● Exercise details: Locate the line containing "Extract all readable text from this page.", then please write out that line and all the lines below it in the entries exactly.

Extracted records:
:::
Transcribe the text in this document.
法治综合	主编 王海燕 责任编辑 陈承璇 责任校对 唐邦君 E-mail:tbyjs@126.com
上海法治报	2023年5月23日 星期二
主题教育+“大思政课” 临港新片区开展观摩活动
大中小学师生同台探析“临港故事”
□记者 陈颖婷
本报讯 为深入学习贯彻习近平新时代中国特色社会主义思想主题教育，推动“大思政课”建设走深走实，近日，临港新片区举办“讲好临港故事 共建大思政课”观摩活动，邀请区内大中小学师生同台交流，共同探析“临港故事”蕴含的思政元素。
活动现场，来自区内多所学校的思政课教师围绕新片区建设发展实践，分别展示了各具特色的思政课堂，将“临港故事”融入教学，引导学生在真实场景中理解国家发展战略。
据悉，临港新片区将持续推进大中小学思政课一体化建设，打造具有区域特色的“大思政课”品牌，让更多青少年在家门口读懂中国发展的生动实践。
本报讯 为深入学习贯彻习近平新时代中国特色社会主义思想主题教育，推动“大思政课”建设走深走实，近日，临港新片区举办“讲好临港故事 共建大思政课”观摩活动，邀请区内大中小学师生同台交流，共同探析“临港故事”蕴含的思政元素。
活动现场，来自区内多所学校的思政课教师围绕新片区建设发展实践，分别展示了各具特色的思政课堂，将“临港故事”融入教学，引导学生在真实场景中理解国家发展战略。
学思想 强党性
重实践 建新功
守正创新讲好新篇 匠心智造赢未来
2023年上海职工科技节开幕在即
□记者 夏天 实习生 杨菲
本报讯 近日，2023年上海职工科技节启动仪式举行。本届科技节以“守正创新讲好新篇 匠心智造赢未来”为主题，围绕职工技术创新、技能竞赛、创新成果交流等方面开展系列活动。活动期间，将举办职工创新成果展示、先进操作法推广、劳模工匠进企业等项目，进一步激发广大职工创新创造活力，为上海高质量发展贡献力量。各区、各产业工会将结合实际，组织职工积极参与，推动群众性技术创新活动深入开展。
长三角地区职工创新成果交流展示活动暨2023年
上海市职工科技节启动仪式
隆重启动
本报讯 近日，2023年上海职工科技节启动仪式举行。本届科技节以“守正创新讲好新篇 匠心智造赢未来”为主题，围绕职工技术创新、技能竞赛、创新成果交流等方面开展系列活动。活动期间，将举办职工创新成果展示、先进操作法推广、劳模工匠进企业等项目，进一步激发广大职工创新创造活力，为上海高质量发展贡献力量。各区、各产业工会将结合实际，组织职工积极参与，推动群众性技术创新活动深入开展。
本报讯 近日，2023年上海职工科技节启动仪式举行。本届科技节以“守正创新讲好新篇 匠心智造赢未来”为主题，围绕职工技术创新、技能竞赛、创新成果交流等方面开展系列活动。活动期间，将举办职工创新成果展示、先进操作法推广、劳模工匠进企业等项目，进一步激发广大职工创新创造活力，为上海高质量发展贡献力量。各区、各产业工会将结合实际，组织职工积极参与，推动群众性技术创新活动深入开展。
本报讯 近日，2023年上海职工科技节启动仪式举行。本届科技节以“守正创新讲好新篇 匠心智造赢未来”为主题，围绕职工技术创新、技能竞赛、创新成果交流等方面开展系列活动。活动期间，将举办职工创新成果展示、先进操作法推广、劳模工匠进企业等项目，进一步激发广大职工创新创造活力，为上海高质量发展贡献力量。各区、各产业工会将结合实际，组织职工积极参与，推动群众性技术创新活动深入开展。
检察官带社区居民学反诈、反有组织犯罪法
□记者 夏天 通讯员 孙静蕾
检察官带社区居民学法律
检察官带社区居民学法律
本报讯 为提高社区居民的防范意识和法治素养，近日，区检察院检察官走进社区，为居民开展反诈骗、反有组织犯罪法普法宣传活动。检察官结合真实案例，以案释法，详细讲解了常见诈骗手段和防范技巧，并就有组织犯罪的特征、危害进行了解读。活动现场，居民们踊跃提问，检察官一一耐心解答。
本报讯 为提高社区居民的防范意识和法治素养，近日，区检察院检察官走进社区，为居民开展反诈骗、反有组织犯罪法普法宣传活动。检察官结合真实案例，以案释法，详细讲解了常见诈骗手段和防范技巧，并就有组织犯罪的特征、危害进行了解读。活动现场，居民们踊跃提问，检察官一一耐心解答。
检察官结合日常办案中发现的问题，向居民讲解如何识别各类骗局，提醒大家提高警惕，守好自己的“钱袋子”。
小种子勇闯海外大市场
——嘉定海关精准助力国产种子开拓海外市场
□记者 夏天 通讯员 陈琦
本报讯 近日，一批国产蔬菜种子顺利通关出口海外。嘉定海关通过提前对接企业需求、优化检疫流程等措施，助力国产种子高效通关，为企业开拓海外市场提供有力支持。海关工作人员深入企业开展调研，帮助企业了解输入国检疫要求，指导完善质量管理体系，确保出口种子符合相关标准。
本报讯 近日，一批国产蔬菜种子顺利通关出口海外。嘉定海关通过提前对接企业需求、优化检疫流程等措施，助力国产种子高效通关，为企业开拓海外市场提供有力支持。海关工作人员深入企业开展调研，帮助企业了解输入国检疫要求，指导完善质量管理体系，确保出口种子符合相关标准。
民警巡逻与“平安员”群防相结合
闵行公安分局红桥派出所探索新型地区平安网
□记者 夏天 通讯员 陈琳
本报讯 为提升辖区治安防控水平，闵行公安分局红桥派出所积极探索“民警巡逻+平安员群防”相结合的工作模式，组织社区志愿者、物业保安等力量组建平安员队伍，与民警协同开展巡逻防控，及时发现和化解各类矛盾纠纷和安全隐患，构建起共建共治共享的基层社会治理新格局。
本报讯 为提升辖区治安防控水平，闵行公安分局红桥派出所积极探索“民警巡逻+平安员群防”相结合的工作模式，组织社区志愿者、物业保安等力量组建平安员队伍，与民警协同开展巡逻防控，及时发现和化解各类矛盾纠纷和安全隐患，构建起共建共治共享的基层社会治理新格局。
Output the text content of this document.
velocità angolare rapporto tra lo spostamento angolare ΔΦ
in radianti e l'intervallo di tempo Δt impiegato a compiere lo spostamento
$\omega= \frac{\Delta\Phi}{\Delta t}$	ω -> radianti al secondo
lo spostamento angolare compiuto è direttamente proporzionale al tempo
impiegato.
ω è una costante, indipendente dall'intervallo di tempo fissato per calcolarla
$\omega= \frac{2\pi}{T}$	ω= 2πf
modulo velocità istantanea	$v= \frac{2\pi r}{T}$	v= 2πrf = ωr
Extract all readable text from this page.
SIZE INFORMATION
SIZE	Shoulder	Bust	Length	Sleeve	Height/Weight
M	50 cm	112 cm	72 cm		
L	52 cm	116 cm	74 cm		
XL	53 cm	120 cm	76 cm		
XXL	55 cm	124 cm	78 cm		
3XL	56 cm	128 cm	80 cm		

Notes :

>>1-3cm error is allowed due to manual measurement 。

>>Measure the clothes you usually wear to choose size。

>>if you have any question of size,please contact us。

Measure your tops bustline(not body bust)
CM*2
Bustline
:::
● Worked answer:
Extract all readable text from this page.
SIZE INFORMATION
SIZE	Shoulder	Bust	Length	Sleeve	Height/Weight
M	50 cm	112 cm	72 cm		
L	52 cm	116 cm	74 cm		
XL	53 cm	120 cm	76 cm		
XXL	55 cm	124 cm	78 cm		
3XL	56 cm	128 cm	80 cm		

Notes :

>>1-3cm error is allowed due to manual measurement 。

>>Measure the clothes you usually wear to choose size。

>>if you have any question of size,please contact us。

Measure your tops bustline(not body bust)
CM*2
Bustline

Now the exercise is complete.